■ SOURCE DATA ■

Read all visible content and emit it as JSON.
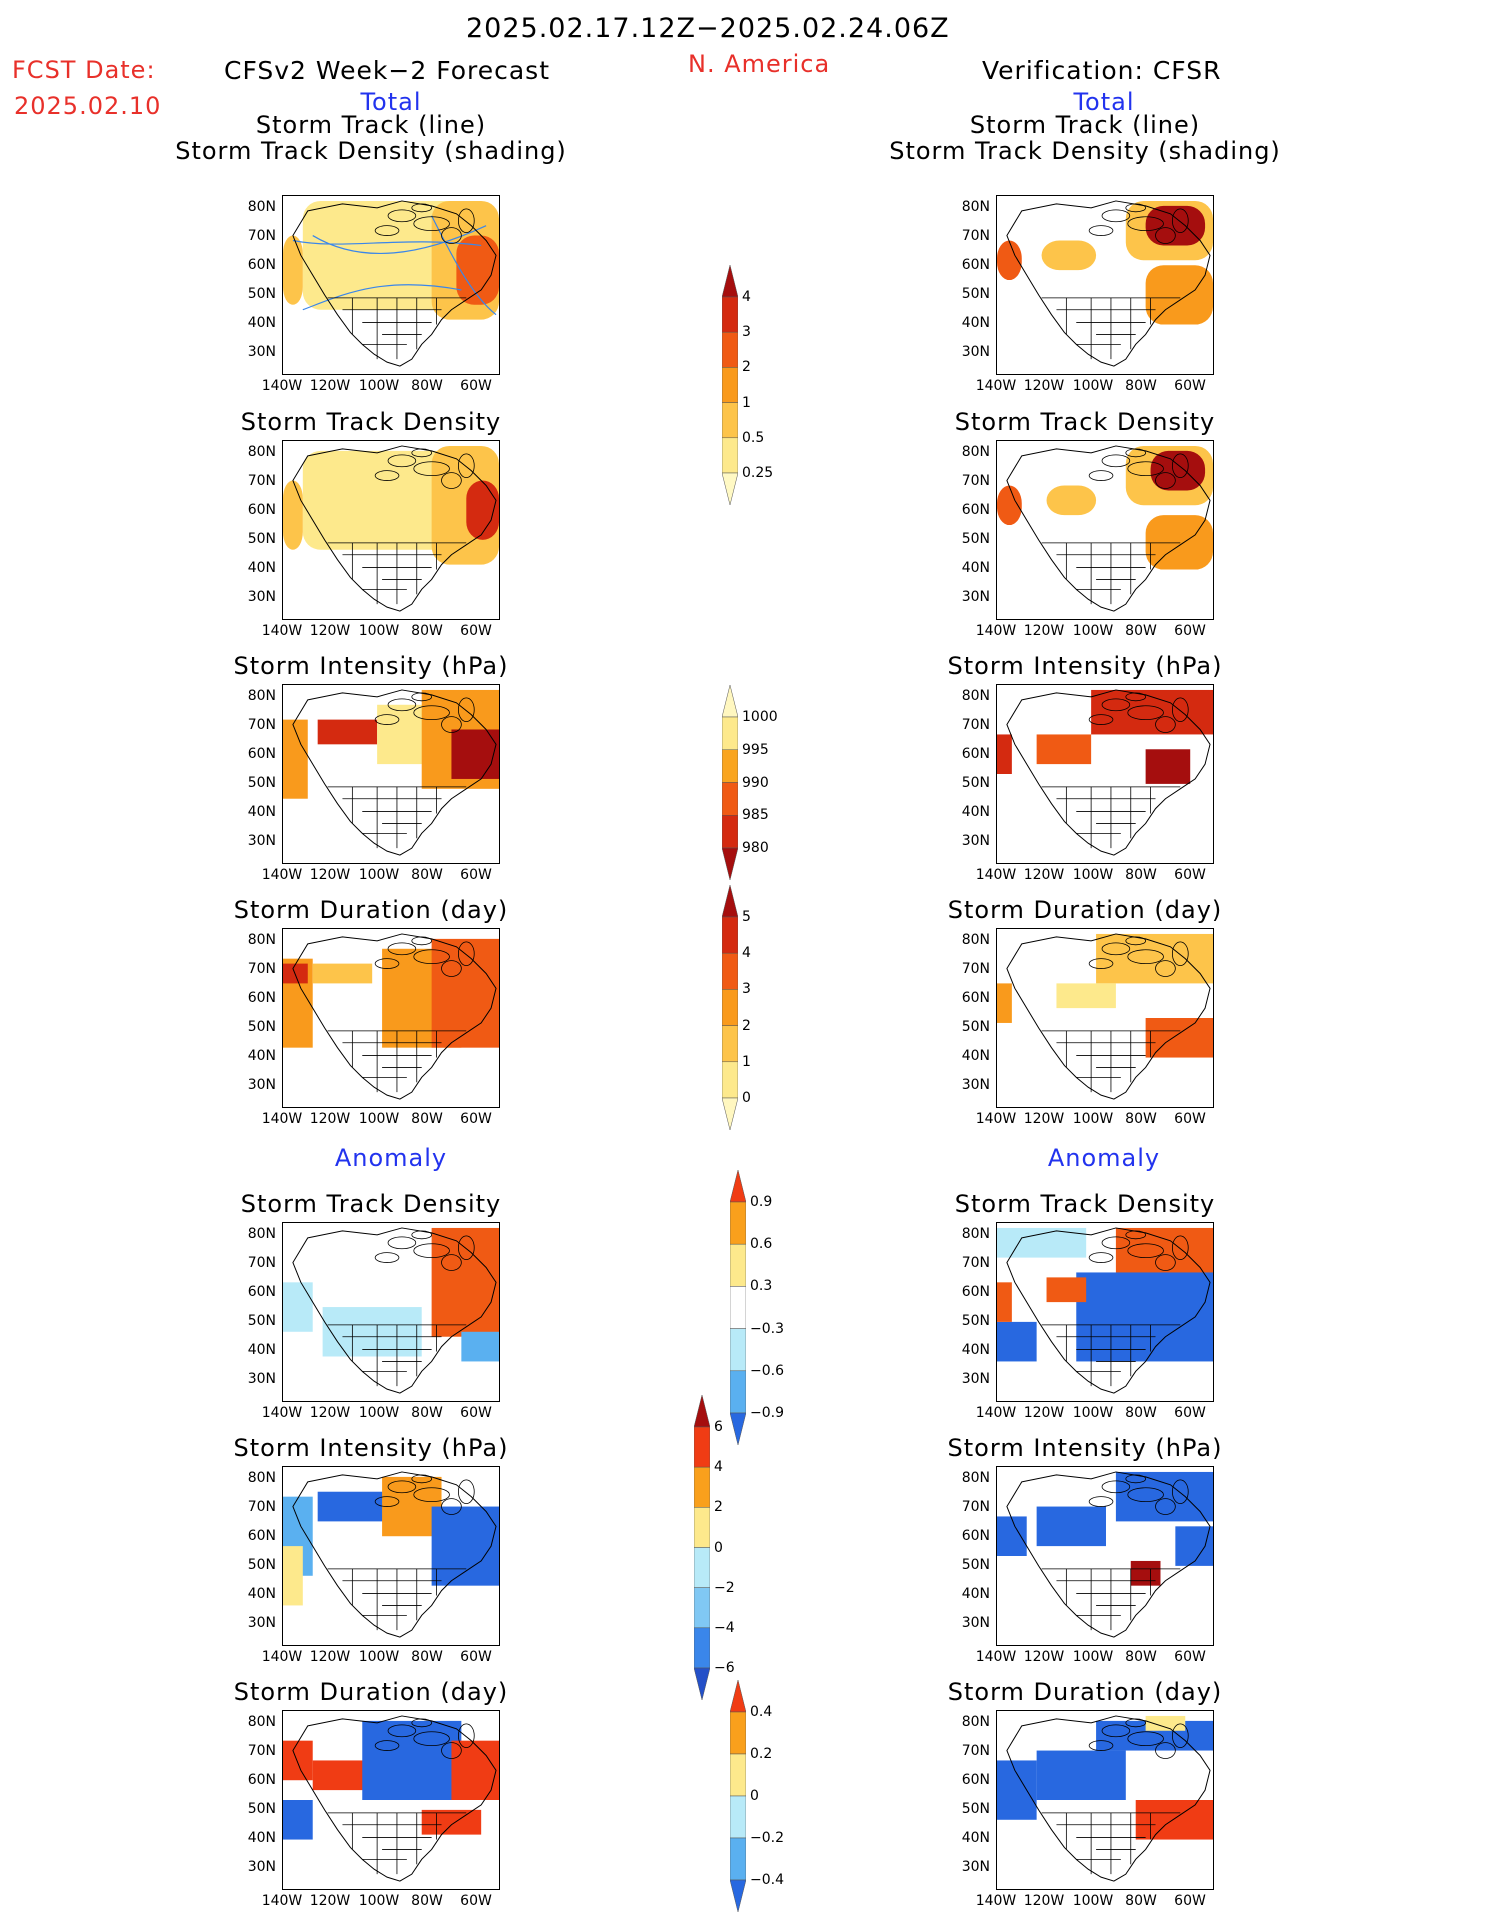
{
  "header": {
    "date_range": "2025.02.17.12Z−2025.02.24.06Z",
    "region": "N. America",
    "fcst_label": "FCST Date:",
    "fcst_date": "2025.02.10",
    "model_title": "CFSv2 Week−2 Forecast",
    "verification_title": "Verification: CFSR"
  },
  "sections": {
    "total_left": "Total",
    "total_right": "Total",
    "anomaly_left": "Anomaly",
    "anomaly_right": "Anomaly"
  },
  "panel_titles": {
    "track_line": "Storm Track (line)",
    "track_density_shading": "Storm Track Density (shading)",
    "track_density": "Storm Track Density",
    "intensity": "Storm Intensity (hPa)",
    "duration": "Storm Duration (day)"
  },
  "axes": {
    "lat_labels": [
      "80N",
      "70N",
      "60N",
      "50N",
      "40N",
      "30N"
    ],
    "lon_labels": [
      "140W",
      "120W",
      "100W",
      "80W",
      "60W"
    ]
  },
  "colorbars": {
    "density": {
      "labels": [
        "4",
        "3",
        "2",
        "1",
        "0.5",
        "0.25"
      ],
      "colors": [
        "#a50e0e",
        "#d42a10",
        "#f05a14",
        "#f99a1c",
        "#fdc44a",
        "#fde98c",
        "#fff9c4"
      ]
    },
    "intensity": {
      "labels": [
        "1000",
        "995",
        "990",
        "985",
        "980"
      ],
      "colors": [
        "#fff7c0",
        "#fde98c",
        "#f9a520",
        "#f05a14",
        "#d42a10",
        "#a50e0e"
      ]
    },
    "duration": {
      "labels": [
        "5",
        "4",
        "3",
        "2",
        "1",
        "0"
      ],
      "colors": [
        "#a50e0e",
        "#d42a10",
        "#f05a14",
        "#f99a1c",
        "#fdc44a",
        "#fde98c",
        "#fff7c0"
      ]
    },
    "anom_density": {
      "labels": [
        "0.9",
        "0.6",
        "0.3",
        "−0.3",
        "−0.6",
        "−0.9"
      ],
      "colors": [
        "#f03c14",
        "#f9a01c",
        "#fde98c",
        "#ffffff",
        "#b8eaf8",
        "#5ab0f0",
        "#2868e0"
      ]
    },
    "anom_intensity": {
      "labels": [
        "6",
        "4",
        "2",
        "0",
        "−2",
        "−4",
        "−6"
      ],
      "colors": [
        "#a50e0e",
        "#f03c14",
        "#f9a01c",
        "#fde98c",
        "#b8eaf8",
        "#80c8f4",
        "#3a86ea",
        "#2450c8"
      ]
    },
    "anom_duration": {
      "labels": [
        "0.4",
        "0.2",
        "0",
        "−0.2",
        "−0.4"
      ],
      "colors": [
        "#f03c14",
        "#f9a01c",
        "#fde98c",
        "#b8eaf8",
        "#5ab0f0",
        "#2868e0"
      ]
    }
  }
}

■ TASK STATEMENT ■
Identify the lines that hold the word "Storm". Copy every one of them.

■ EXERCISE OUTPUT ■
    "track_line": "Storm Track (line)",
    "track_density_shading": "Storm Track Density (shading)",
    "track_density": "Storm Track Density",
    "intensity": "Storm Intensity (hPa)",
    "duration": "Storm Duration (day)"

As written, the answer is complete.